ページ抜粋
__________________________________________________
IMG_4961.JPG←主郭背後の急峻な切岸
 車城は、佐竹氏と岩城氏の間で争奪戦が行われた城である。元々は、鎌倉末期に臼庭加賀守が居城したと言われ、室町時代の天授年間(1375~80年)には岩崎二階堂氏の庶流砥上氏がこの地に拠って車氏を称したとされる。車氏は、但馬守忠員及び子の兵衛蔵人通忠などが3代にわたって居城し、佐竹氏に属した。室町後期の1485年、佐竹氏一族の内訌「山入の乱」で佐竹氏の勢力が減退した隙を突いて、岩城常隆は車城を攻め落とし、城主は討死した。その後は常隆の弟好間上総介隆景が車城に入り、車氏を称した(岩城系車氏)。以後車城は岩城氏の南進拠点となった。戦国末期の1583年、佐竹義重は北常陸に侵攻し、車城を攻め落として、城主車兵部大輔義秀は佐竹氏に降った。義秀の子車丹波守斯忠は猛将として知られ、1585年に伊達政宗と戦った人取橋の合戦では、政宗の本陣に切り込んだと伝えられている。斯忠は、佐竹氏が江戸氏を滅ぼすと、吉田城を与えられた。豊臣政権下では佐竹家中の反徳川の急先鋒で、関ヶ原合戦の後、佐竹氏は秋田に移封となったが、斯忠はこの処置に反発して常陸に残り、水戸城奪還を企てて失敗し、処刑されたと言う。尚、車城は、佐竹氏の秋田移封の際に廃城となった。
__________________________________________________
提供項目

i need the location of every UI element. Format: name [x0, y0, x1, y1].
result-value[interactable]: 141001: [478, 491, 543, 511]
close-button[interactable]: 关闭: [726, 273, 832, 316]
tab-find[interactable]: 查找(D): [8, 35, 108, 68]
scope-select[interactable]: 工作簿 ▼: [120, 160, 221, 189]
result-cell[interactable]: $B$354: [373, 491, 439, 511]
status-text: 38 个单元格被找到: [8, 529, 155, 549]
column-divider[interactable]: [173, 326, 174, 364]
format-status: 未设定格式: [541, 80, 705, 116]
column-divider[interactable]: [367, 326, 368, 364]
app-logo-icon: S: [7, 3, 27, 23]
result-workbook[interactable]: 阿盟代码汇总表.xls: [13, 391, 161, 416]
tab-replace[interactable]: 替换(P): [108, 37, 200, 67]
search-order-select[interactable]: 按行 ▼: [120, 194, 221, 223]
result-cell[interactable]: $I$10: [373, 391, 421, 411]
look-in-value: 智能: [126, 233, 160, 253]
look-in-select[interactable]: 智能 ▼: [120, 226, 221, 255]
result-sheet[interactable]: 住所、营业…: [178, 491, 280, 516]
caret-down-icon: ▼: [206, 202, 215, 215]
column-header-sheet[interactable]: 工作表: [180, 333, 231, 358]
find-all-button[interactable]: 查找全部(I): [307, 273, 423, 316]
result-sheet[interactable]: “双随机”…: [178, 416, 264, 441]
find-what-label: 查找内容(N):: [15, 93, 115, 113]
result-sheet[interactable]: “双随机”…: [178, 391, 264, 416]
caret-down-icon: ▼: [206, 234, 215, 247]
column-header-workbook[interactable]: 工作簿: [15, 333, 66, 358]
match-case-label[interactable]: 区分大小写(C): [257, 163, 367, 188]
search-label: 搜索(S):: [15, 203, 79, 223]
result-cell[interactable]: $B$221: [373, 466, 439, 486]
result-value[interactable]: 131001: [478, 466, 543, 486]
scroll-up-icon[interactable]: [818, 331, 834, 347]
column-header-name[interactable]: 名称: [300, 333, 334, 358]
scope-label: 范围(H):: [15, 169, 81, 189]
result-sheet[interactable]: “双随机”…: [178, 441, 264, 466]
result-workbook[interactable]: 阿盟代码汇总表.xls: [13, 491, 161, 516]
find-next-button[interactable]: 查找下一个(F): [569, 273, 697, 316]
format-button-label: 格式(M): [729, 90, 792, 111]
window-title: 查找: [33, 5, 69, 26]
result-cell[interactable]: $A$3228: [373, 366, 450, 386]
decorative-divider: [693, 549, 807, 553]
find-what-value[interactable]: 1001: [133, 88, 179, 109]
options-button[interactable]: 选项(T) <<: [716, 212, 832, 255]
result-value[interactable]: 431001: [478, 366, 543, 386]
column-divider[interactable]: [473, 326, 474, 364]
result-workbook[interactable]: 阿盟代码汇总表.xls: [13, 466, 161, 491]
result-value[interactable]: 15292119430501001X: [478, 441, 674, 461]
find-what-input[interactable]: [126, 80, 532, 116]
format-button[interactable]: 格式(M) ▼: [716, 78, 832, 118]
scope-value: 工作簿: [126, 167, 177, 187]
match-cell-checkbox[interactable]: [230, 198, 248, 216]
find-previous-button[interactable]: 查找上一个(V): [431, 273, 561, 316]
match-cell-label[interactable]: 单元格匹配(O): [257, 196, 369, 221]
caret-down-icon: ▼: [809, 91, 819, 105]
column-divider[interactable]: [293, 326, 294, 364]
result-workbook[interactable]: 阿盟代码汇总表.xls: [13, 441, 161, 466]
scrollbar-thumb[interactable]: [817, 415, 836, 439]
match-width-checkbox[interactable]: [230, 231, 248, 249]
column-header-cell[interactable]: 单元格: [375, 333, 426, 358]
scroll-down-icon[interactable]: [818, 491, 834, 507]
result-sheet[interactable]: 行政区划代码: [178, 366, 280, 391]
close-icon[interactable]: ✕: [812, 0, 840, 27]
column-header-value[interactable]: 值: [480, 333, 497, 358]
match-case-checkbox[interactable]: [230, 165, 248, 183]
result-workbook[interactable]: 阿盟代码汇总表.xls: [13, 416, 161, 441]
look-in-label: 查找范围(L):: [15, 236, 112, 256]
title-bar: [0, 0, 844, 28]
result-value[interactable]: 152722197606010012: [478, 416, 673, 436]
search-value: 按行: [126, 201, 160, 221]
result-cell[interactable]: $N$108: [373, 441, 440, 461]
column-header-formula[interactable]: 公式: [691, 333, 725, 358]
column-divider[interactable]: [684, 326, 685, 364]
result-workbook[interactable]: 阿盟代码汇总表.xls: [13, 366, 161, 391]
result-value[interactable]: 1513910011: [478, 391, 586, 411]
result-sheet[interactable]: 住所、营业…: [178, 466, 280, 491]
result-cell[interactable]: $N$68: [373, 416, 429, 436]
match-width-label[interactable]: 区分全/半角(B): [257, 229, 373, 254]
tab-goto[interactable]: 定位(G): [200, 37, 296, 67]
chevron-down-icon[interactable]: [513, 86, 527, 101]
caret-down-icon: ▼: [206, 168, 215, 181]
__________________________________________________
指示
車城の歴史についての文章を、最後の文のあとから書き継いでください。

結果
 車城は、花園川の支流根古屋川東岸にそびえる、標高63m、比高50m程の城である。佐竹氏と岩城氏の争奪の場となっただけあって、中々規模の大きい山城である。基本的には南北に曲輪を連ね、要所を掘切で分断した連郭式の縄張りで、主郭の背後と、周りに派生する尾根に舌状の曲輪を廻らして防御を固めている。八幡神社の鎮座する主郭周囲の切岸は規模が大きく、高さ10mを超える急峻なもので、周囲からの登攀は困難である。主郭の南には、井戸のある掘切を挟んで細長く伸びたニノ郭があり、その先も中規模の掘切と3つ程の曲輪群が連なり、枡形虎口などが構築されている。車城は、掘切は大きく普請の規模も大きいが、技巧的な部分は少なく、主郭背後の尾根の防御も割りと大雑把である。南麓から神社までの参道が整備されており、苦労せずに登れ、12月下旬に行った際には季節外れの紅葉が美しかった。しかし主郭以外は藪が多く未整備なのが残念である。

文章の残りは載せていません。